* Task prompt
Transcribe each record below word for word.

* Rows from a dataset
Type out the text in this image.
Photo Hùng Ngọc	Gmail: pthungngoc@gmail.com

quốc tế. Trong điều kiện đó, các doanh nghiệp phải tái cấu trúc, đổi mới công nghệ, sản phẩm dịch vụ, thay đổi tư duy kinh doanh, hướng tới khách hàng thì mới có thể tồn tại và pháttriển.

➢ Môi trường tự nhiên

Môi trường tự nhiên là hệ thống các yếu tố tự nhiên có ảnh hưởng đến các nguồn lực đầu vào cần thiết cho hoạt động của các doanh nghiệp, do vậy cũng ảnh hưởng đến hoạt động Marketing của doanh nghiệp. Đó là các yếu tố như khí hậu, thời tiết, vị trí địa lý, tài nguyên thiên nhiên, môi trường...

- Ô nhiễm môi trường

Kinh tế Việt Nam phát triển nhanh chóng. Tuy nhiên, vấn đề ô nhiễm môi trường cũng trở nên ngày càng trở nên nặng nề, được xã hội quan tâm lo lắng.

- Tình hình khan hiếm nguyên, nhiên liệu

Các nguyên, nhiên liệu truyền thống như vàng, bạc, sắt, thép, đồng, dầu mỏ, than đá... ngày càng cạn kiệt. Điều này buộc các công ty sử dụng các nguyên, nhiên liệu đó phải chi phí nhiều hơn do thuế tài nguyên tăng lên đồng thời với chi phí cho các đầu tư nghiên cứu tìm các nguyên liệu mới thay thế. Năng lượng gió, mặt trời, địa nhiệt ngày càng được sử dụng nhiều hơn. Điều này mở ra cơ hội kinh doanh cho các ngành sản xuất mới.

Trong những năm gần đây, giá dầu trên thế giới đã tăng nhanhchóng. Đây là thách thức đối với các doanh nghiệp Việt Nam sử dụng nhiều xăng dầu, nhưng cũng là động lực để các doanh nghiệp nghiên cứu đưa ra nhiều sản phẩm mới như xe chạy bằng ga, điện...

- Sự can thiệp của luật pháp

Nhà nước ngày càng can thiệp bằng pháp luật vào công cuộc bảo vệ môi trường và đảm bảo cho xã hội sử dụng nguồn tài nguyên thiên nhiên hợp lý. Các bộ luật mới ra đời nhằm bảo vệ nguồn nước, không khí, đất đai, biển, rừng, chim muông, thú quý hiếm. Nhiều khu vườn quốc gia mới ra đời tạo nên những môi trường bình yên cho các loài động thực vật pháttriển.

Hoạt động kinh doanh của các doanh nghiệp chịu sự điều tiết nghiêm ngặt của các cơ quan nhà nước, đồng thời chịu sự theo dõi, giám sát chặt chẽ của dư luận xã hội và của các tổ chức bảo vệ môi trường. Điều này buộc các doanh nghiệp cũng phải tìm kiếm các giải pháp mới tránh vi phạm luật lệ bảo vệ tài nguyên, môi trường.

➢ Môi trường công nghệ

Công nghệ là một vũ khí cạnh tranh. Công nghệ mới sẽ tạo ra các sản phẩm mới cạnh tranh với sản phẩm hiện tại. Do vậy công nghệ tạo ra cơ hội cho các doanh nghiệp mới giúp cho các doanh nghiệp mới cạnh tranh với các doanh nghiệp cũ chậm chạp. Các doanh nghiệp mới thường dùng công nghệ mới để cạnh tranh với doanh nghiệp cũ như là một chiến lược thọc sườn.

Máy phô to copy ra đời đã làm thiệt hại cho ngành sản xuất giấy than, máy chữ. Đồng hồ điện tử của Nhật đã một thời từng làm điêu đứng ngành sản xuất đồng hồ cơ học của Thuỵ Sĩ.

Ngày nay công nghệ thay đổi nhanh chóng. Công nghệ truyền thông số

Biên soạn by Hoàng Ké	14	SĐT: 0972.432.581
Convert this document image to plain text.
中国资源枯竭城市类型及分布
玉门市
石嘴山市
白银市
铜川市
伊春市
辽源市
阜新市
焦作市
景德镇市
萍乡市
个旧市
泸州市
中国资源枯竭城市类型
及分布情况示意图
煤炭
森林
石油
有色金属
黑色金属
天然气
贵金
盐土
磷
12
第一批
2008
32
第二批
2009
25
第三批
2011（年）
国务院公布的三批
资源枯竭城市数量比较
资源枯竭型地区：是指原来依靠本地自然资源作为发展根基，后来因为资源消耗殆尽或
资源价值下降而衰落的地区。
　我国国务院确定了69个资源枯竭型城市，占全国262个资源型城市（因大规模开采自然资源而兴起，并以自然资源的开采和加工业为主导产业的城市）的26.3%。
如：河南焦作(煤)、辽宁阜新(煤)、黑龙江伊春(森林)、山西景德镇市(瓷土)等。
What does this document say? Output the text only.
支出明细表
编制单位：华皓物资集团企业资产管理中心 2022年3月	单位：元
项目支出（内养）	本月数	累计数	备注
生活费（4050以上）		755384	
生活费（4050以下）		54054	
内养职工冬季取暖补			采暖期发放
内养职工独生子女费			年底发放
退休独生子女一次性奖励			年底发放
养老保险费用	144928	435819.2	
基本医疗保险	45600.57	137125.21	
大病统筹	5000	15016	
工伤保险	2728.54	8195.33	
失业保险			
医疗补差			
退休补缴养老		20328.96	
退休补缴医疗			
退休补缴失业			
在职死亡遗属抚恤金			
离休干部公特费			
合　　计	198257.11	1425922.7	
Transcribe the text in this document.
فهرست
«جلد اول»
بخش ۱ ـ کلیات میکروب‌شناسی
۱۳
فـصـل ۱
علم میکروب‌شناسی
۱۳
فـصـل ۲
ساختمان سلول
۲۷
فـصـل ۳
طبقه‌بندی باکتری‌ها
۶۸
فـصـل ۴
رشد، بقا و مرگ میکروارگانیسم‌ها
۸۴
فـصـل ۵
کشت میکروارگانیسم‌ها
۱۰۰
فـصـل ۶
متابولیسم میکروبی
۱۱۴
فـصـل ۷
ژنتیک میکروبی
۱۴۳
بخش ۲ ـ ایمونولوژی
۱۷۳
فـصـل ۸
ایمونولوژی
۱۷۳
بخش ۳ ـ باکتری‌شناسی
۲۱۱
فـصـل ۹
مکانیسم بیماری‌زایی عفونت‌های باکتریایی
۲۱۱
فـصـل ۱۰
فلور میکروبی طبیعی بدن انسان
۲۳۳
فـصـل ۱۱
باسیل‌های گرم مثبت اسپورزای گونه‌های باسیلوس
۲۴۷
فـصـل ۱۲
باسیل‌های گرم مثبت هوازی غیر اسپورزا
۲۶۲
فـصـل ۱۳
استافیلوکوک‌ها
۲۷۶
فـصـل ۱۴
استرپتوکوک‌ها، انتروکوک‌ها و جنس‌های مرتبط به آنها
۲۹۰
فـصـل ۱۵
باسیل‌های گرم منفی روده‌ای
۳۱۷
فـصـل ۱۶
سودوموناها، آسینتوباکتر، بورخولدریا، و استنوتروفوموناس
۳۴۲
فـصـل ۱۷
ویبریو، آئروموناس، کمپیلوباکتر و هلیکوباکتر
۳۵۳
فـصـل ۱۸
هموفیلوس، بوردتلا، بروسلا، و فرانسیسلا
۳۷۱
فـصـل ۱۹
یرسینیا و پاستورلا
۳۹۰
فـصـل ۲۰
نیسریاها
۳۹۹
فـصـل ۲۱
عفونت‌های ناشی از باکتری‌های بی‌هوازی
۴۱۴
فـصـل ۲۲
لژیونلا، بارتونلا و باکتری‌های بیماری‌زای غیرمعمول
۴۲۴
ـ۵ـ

* In response
Type out the text in this image.
Photo Hùng Ngọc	Gmail: pthungngoc@gmail.com

quốc tế. Trong điều kiện đó, các doanh nghiệp phải tái cấu trúc, đổi mới công nghệ, sản phẩm dịch vụ, thay đổi tư duy kinh doanh, hướng tới khách hàng thì mới có thể tồn tại và pháttriển.

➢ Môi trường tự nhiên

Môi trường tự nhiên là hệ thống các yếu tố tự nhiên có ảnh hưởng đến các nguồn lực đầu vào cần thiết cho hoạt động của các doanh nghiệp, do vậy cũng ảnh hưởng đến hoạt động Marketing của doanh nghiệp. Đó là các yếu tố như khí hậu, thời tiết, vị trí địa lý, tài nguyên thiên nhiên, môi trường...

- Ô nhiễm môi trường

Kinh tế Việt Nam phát triển nhanh chóng. Tuy nhiên, vấn đề ô nhiễm môi trường cũng trở nên ngày càng trở nên nặng nề, được xã hội quan tâm lo lắng.

- Tình hình khan hiếm nguyên, nhiên liệu

Các nguyên, nhiên liệu truyền thống như vàng, bạc, sắt, thép, đồng, dầu mỏ, than đá... ngày càng cạn kiệt. Điều này buộc các công ty sử dụng các nguyên, nhiên liệu đó phải chi phí nhiều hơn do thuế tài nguyên tăng lên đồng thời với chi phí cho các đầu tư nghiên cứu tìm các nguyên liệu mới thay thế. Năng lượng gió, mặt trời, địa nhiệt ngày càng được sử dụng nhiều hơn. Điều này mở ra cơ hội kinh doanh cho các ngành sản xuất mới.

Trong những năm gần đây, giá dầu trên thế giới đã tăng nhanhchóng. Đây là thách thức đối với các doanh nghiệp Việt Nam sử dụng nhiều xăng dầu, nhưng cũng là động lực để các doanh nghiệp nghiên cứu đưa ra nhiều sản phẩm mới như xe chạy bằng ga, điện...

- Sự can thiệp của luật pháp

Nhà nước ngày càng can thiệp bằng pháp luật vào công cuộc bảo vệ môi trường và đảm bảo cho xã hội sử dụng nguồn tài nguyên thiên nhiên hợp lý. Các bộ luật mới ra đời nhằm bảo vệ nguồn nước, không khí, đất đai, biển, rừng, chim muông, thú quý hiếm. Nhiều khu vườn quốc gia mới ra đời tạo nên những môi trường bình yên cho các loài động thực vật pháttriển.

Hoạt động kinh doanh của các doanh nghiệp chịu sự điều tiết nghiêm ngặt của các cơ quan nhà nước, đồng thời chịu sự theo dõi, giám sát chặt chẽ của dư luận xã hội và của các tổ chức bảo vệ môi trường. Điều này buộc các doanh nghiệp cũng phải tìm kiếm các giải pháp mới tránh vi phạm luật lệ bảo vệ tài nguyên, môi trường.

➢ Môi trường công nghệ

Công nghệ là một vũ khí cạnh tranh. Công nghệ mới sẽ tạo ra các sản phẩm mới cạnh tranh với sản phẩm hiện tại. Do vậy công nghệ tạo ra cơ hội cho các doanh nghiệp mới giúp cho các doanh nghiệp mới cạnh tranh với các doanh nghiệp cũ chậm chạp. Các doanh nghiệp mới thường dùng công nghệ mới để cạnh tranh với doanh nghiệp cũ như là một chiến lược thọc sườn.

Máy phô to copy ra đời đã làm thiệt hại cho ngành sản xuất giấy than, máy chữ. Đồng hồ điện tử của Nhật đã một thời từng làm điêu đứng ngành sản xuất đồng hồ cơ học của Thuỵ Sĩ.

Ngày nay công nghệ thay đổi nhanh chóng. Công nghệ truyền thông số

Biên soạn by Hoàng Ké	14	SĐT: 0972.432.581
Convert this document image to plain text.
中国资源枯竭城市类型及分布
玉门市
石嘴山市
白银市
铜川市
伊春市
辽源市
阜新市
焦作市
景德镇市
萍乡市
个旧市
泸州市
中国资源枯竭城市类型
及分布情况示意图
煤炭
森林
石油
有色金属
黑色金属
天然气
贵金
盐土
磷
12
第一批
2008
32
第二批
2009
25
第三批
2011（年）
国务院公布的三批
资源枯竭城市数量比较
资源枯竭型地区：是指原来依靠本地自然资源作为发展根基，后来因为资源消耗殆尽或
资源价值下降而衰落的地区。
　我国国务院确定了69个资源枯竭型城市，占全国262个资源型城市（因大规模开采自然资源而兴起，并以自然资源的开采和加工业为主导产业的城市）的26.3%。
如：河南焦作(煤)、辽宁阜新(煤)、黑龙江伊春(森林)、山西景德镇市(瓷土)等。
What does this document say? Output the text only.
支出明细表
编制单位：华皓物资集团企业资产管理中心 2022年3月	单位：元
项目支出（内养）	本月数	累计数	备注
生活费（4050以上）		755384	
生活费（4050以下）		54054	
内养职工冬季取暖补			采暖期发放
内养职工独生子女费			年底发放
退休独生子女一次性奖励			年底发放
养老保险费用	144928	435819.2	
基本医疗保险	45600.57	137125.21	
大病统筹	5000	15016	
工伤保险	2728.54	8195.33	
失业保险			
医疗补差			
退休补缴养老		20328.96	
退休补缴医疗			
退休补缴失业			
在职死亡遗属抚恤金			
离休干部公特费			
合　　计	198257.11	1425922.7	
Transcribe the text in this document.
فهرست
«جلد اول»
بخش ۱ ـ کلیات میکروب‌شناسی
۱۳
فـصـل ۱
علم میکروب‌شناسی
۱۳
فـصـل ۲
ساختمان سلول
۲۷
فـصـل ۳
طبقه‌بندی باکتری‌ها
۶۸
فـصـل ۴
رشد، بقا و مرگ میکروارگانیسم‌ها
۸۴
فـصـل ۵
کشت میکروارگانیسم‌ها
۱۰۰
فـصـل ۶
متابولیسم میکروبی
۱۱۴
فـصـل ۷
ژنتیک میکروبی
۱۴۳
بخش ۲ ـ ایمونولوژی
۱۷۳
فـصـل ۸
ایمونولوژی
۱۷۳
بخش ۳ ـ باکتری‌شناسی
۲۱۱
فـصـل ۹
مکانیسم بیماری‌زایی عفونت‌های باکتریایی
۲۱۱
فـصـل ۱۰
فلور میکروبی طبیعی بدن انسان
۲۳۳
فـصـل ۱۱
باسیل‌های گرم مثبت اسپورزای گونه‌های باسیلوس
۲۴۷
فـصـل ۱۲
باسیل‌های گرم مثبت هوازی غیر اسپورزا
۲۶۲
فـصـل ۱۳
استافیلوکوک‌ها
۲۷۶
فـصـل ۱۴
استرپتوکوک‌ها، انتروکوک‌ها و جنس‌های مرتبط به آنها
۲۹۰
فـصـل ۱۵
باسیل‌های گرم منفی روده‌ای
۳۱۷
فـصـل ۱۶
سودوموناها، آسینتوباکتر، بورخولدریا، و استنوتروفوموناس
۳۴۲
فـصـل ۱۷
ویبریو، آئروموناس، کمپیلوباکتر و هلیکوباکتر
۳۵۳
فـصـل ۱۸
هموفیلوس، بوردتلا، بروسلا، و فرانسیسلا
۳۷۱
فـصـل ۱۹
یرسینیا و پاستورلا
۳۹۰
فـصـل ۲۰
نیسریاها
۳۹۹
فـصـل ۲۱
عفونت‌های ناشی از باکتری‌های بی‌هوازی
۴۱۴
فـصـل ۲۲
لژیونلا، بارتونلا و باکتری‌های بیماری‌زای غیرمعمول
۴۲۴
ـ۵ـ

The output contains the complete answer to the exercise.